== Extracted information
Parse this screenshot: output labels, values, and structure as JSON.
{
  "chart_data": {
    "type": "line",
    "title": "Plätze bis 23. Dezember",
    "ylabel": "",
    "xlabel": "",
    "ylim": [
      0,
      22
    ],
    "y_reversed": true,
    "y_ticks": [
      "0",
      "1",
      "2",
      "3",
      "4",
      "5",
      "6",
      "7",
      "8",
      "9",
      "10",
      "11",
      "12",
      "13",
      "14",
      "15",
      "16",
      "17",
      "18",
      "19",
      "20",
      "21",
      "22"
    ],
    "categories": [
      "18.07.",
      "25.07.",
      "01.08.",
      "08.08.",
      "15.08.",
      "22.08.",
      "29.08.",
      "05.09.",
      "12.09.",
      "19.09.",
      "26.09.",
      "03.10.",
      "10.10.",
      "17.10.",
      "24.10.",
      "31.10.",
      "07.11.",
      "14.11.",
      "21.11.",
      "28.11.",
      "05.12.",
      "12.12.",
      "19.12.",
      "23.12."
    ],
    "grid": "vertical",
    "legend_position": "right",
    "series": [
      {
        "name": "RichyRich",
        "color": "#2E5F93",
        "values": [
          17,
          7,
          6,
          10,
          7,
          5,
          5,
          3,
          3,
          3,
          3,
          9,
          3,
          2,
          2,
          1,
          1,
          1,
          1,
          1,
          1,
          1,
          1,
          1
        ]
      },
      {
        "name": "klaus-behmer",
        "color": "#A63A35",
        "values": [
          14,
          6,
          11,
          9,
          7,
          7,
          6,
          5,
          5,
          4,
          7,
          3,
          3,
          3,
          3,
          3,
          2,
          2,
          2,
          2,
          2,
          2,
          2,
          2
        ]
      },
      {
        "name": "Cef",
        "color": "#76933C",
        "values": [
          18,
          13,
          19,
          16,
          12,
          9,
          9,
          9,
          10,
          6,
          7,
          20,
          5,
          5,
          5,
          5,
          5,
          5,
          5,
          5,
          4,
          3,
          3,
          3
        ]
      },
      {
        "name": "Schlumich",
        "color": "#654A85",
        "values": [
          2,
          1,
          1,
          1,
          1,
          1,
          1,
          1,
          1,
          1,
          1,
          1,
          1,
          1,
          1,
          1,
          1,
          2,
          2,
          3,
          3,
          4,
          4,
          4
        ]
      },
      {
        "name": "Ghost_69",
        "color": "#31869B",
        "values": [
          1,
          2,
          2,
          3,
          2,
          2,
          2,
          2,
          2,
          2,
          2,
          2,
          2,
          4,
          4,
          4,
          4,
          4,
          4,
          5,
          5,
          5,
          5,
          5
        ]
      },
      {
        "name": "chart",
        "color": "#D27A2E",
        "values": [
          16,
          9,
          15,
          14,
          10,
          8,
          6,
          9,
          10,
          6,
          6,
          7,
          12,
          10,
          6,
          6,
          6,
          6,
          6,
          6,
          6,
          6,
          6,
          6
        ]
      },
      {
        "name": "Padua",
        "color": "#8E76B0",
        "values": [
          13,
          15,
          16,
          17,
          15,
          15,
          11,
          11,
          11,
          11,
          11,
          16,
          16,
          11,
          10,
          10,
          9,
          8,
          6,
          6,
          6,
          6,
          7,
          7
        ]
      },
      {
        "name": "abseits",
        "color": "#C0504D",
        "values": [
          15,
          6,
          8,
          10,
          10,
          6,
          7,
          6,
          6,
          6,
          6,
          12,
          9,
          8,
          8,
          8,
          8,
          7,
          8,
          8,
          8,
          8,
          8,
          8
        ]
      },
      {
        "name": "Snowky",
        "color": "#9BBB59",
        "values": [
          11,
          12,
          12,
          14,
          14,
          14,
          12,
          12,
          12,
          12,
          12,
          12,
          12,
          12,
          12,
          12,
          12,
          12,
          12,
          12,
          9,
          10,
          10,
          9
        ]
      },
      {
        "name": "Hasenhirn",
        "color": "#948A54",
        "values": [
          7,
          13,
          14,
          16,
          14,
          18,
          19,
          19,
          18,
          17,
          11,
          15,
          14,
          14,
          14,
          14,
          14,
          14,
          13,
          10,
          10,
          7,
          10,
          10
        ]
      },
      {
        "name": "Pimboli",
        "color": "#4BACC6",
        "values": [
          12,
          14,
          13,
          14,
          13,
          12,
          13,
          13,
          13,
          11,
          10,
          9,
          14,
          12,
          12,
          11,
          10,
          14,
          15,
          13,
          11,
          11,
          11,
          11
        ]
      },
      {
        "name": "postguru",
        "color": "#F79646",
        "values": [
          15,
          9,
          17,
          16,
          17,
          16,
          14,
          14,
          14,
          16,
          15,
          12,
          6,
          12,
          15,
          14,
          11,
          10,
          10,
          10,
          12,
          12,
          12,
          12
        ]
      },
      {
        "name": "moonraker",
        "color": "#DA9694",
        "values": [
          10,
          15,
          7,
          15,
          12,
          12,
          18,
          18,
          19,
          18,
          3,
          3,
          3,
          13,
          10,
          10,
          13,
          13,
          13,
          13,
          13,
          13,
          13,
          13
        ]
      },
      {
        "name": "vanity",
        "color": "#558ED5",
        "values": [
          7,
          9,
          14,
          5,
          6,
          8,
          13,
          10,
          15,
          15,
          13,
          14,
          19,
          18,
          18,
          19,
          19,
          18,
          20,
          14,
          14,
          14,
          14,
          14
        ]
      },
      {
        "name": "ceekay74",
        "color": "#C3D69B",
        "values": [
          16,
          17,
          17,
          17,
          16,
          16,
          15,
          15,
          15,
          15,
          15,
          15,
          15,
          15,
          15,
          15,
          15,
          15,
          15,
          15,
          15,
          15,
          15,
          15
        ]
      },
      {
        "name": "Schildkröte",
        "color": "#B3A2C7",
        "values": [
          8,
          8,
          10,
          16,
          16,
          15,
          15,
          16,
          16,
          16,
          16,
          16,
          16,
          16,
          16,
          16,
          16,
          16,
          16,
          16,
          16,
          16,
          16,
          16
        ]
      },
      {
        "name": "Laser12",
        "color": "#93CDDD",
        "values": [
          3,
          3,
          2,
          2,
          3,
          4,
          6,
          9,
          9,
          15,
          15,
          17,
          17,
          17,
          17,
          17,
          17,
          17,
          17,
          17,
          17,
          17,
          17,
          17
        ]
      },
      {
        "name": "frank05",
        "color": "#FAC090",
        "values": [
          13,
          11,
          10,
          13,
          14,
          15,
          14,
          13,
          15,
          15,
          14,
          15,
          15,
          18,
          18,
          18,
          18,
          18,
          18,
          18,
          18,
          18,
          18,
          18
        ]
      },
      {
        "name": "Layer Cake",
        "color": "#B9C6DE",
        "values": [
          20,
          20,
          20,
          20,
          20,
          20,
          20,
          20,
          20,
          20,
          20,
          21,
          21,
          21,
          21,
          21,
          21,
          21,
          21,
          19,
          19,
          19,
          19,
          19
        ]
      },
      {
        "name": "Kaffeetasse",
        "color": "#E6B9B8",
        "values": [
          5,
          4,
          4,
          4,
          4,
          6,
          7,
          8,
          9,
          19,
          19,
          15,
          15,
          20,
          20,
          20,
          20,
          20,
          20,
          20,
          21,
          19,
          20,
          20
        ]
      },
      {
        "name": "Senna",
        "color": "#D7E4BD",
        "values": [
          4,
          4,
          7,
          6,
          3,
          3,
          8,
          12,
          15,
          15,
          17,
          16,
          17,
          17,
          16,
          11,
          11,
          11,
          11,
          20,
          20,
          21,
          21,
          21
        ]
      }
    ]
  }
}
====
**Stated task**
From the listing above, extract every line exactly as it stands.

**Solution for this problem**
Parse this screenshot: output labels, values, and structure as JSON.
{
  "chart_data": {
    "type": "line",
    "title": "Plätze bis 23. Dezember",
    "ylabel": "",
    "xlabel": "",
    "ylim": [
      0,
      22
    ],
    "y_reversed": true,
    "y_ticks": [
      "0",
      "1",
      "2",
      "3",
      "4",
      "5",
      "6",
      "7",
      "8",
      "9",
      "10",
      "11",
      "12",
      "13",
      "14",
      "15",
      "16",
      "17",
      "18",
      "19",
      "20",
      "21",
      "22"
    ],
    "categories": [
      "18.07.",
      "25.07.",
      "01.08.",
      "08.08.",
      "15.08.",
      "22.08.",
      "29.08.",
      "05.09.",
      "12.09.",
      "19.09.",
      "26.09.",
      "03.10.",
      "10.10.",
      "17.10.",
      "24.10.",
      "31.10.",
      "07.11.",
      "14.11.",
      "21.11.",
      "28.11.",
      "05.12.",
      "12.12.",
      "19.12.",
      "23.12."
    ],
    "grid": "vertical",
    "legend_position": "right",
    "series": [
      {
        "name": "RichyRich",
        "color": "#2E5F93",
        "values": [
          17,
          7,
          6,
          10,
          7,
          5,
          5,
          3,
          3,
          3,
          3,
          9,
          3,
          2,
          2,
          1,
          1,
          1,
          1,
          1,
          1,
          1,
          1,
          1
        ]
      },
      {
        "name": "klaus-behmer",
        "color": "#A63A35",
        "values": [
          14,
          6,
          11,
          9,
          7,
          7,
          6,
          5,
          5,
          4,
          7,
          3,
          3,
          3,
          3,
          3,
          2,
          2,
          2,
          2,
          2,
          2,
          2,
          2
        ]
      },
      {
        "name": "Cef",
        "color": "#76933C",
        "values": [
          18,
          13,
          19,
          16,
          12,
          9,
          9,
          9,
          10,
          6,
          7,
          20,
          5,
          5,
          5,
          5,
          5,
          5,
          5,
          5,
          4,
          3,
          3,
          3
        ]
      },
      {
        "name": "Schlumich",
        "color": "#654A85",
        "values": [
          2,
          1,
          1,
          1,
          1,
          1,
          1,
          1,
          1,
          1,
          1,
          1,
          1,
          1,
          1,
          1,
          1,
          2,
          2,
          3,
          3,
          4,
          4,
          4
        ]
      },
      {
        "name": "Ghost_69",
        "color": "#31869B",
        "values": [
          1,
          2,
          2,
          3,
          2,
          2,
          2,
          2,
          2,
          2,
          2,
          2,
          2,
          4,
          4,
          4,
          4,
          4,
          4,
          5,
          5,
          5,
          5,
          5
        ]
      },
      {
        "name": "chart",
        "color": "#D27A2E",
        "values": [
          16,
          9,
          15,
          14,
          10,
          8,
          6,
          9,
          10,
          6,
          6,
          7,
          12,
          10,
          6,
          6,
          6,
          6,
          6,
          6,
          6,
          6,
          6,
          6
        ]
      },
      {
        "name": "Padua",
        "color": "#8E76B0",
        "values": [
          13,
          15,
          16,
          17,
          15,
          15,
          11,
          11,
          11,
          11,
          11,
          16,
          16,
          11,
          10,
          10,
          9,
          8,
          6,
          6,
          6,
          6,
          7,
          7
        ]
      },
      {
        "name": "abseits",
        "color": "#C0504D",
        "values": [
          15,
          6,
          8,
          10,
          10,
          6,
          7,
          6,
          6,
          6,
          6,
          12,
          9,
          8,
          8,
          8,
          8,
          7,
          8,
          8,
          8,
          8,
          8,
          8
        ]
      },
      {
        "name": "Snowky",
        "color": "#9BBB59",
        "values": [
          11,
          12,
          12,
          14,
          14,
          14,
          12,
          12,
          12,
          12,
          12,
          12,
          12,
          12,
          12,
          12,
          12,
          12,
          12,
          12,
          9,
          10,
          10,
          9
        ]
      },
      {
        "name": "Hasenhirn",
        "color": "#948A54",
        "values": [
          7,
          13,
          14,
          16,
          14,
          18,
          19,
          19,
          18,
          17,
          11,
          15,
          14,
          14,
          14,
          14,
          14,
          14,
          13,
          10,
          10,
          7,
          10,
          10
        ]
      },
      {
        "name": "Pimboli",
        "color": "#4BACC6",
        "values": [
          12,
          14,
          13,
          14,
          13,
          12,
          13,
          13,
          13,
          11,
          10,
          9,
          14,
          12,
          12,
          11,
          10,
          14,
          15,
          13,
          11,
          11,
          11,
          11
        ]
      },
      {
        "name": "postguru",
        "color": "#F79646",
        "values": [
          15,
          9,
          17,
          16,
          17,
          16,
          14,
          14,
          14,
          16,
          15,
          12,
          6,
          12,
          15,
          14,
          11,
          10,
          10,
          10,
          12,
          12,
          12,
          12
        ]
      },
      {
        "name": "moonraker",
        "color": "#DA9694",
        "values": [
          10,
          15,
          7,
          15,
          12,
          12,
          18,
          18,
          19,
          18,
          3,
          3,
          3,
          13,
          10,
          10,
          13,
          13,
          13,
          13,
          13,
          13,
          13,
          13
        ]
      },
      {
        "name": "vanity",
        "color": "#558ED5",
        "values": [
          7,
          9,
          14,
          5,
          6,
          8,
          13,
          10,
          15,
          15,
          13,
          14,
          19,
          18,
          18,
          19,
          19,
          18,
          20,
          14,
          14,
          14,
          14,
          14
        ]
      },
      {
        "name": "ceekay74",
        "color": "#C3D69B",
        "values": [
          16,
          17,
          17,
          17,
          16,
          16,
          15,
          15,
          15,
          15,
          15,
          15,
          15,
          15,
          15,
          15,
          15,
          15,
          15,
          15,
          15,
          15,
          15,
          15
        ]
      },
      {
        "name": "Schildkröte",
        "color": "#B3A2C7",
        "values": [
          8,
          8,
          10,
          16,
          16,
          15,
          15,
          16,
          16,
          16,
          16,
          16,
          16,
          16,
          16,
          16,
          16,
          16,
          16,
          16,
          16,
          16,
          16,
          16
        ]
      },
      {
        "name": "Laser12",
        "color": "#93CDDD",
        "values": [
          3,
          3,
          2,
          2,
          3,
          4,
          6,
          9,
          9,
          15,
          15,
          17,
          17,
          17,
          17,
          17,
          17,
          17,
          17,
          17,
          17,
          17,
          17,
          17
        ]
      },
      {
        "name": "frank05",
        "color": "#FAC090",
        "values": [
          13,
          11,
          10,
          13,
          14,
          15,
          14,
          13,
          15,
          15,
          14,
          15,
          15,
          18,
          18,
          18,
          18,
          18,
          18,
          18,
          18,
          18,
          18,
          18
        ]
      },
      {
        "name": "Layer Cake",
        "color": "#B9C6DE",
        "values": [
          20,
          20,
          20,
          20,
          20,
          20,
          20,
          20,
          20,
          20,
          20,
          21,
          21,
          21,
          21,
          21,
          21,
          21,
          21,
          19,
          19,
          19,
          19,
          19
        ]
      },
      {
        "name": "Kaffeetasse",
        "color": "#E6B9B8",
        "values": [
          5,
          4,
          4,
          4,
          4,
          6,
          7,
          8,
          9,
          19,
          19,
          15,
          15,
          20,
          20,
          20,
          20,
          20,
          20,
          20,
          21,
          19,
          20,
          20
        ]
      },
      {
        "name": "Senna",
        "color": "#D7E4BD",
        "values": [
          4,
          4,
          7,
          6,
          3,
          3,
          8,
          12,
          15,
          15,
          17,
          16,
          17,
          17,
          16,
          11,
          11,
          11,
          11,
          20,
          20,
          21,
          21,
          21
        ]
      }
    ]
  }
}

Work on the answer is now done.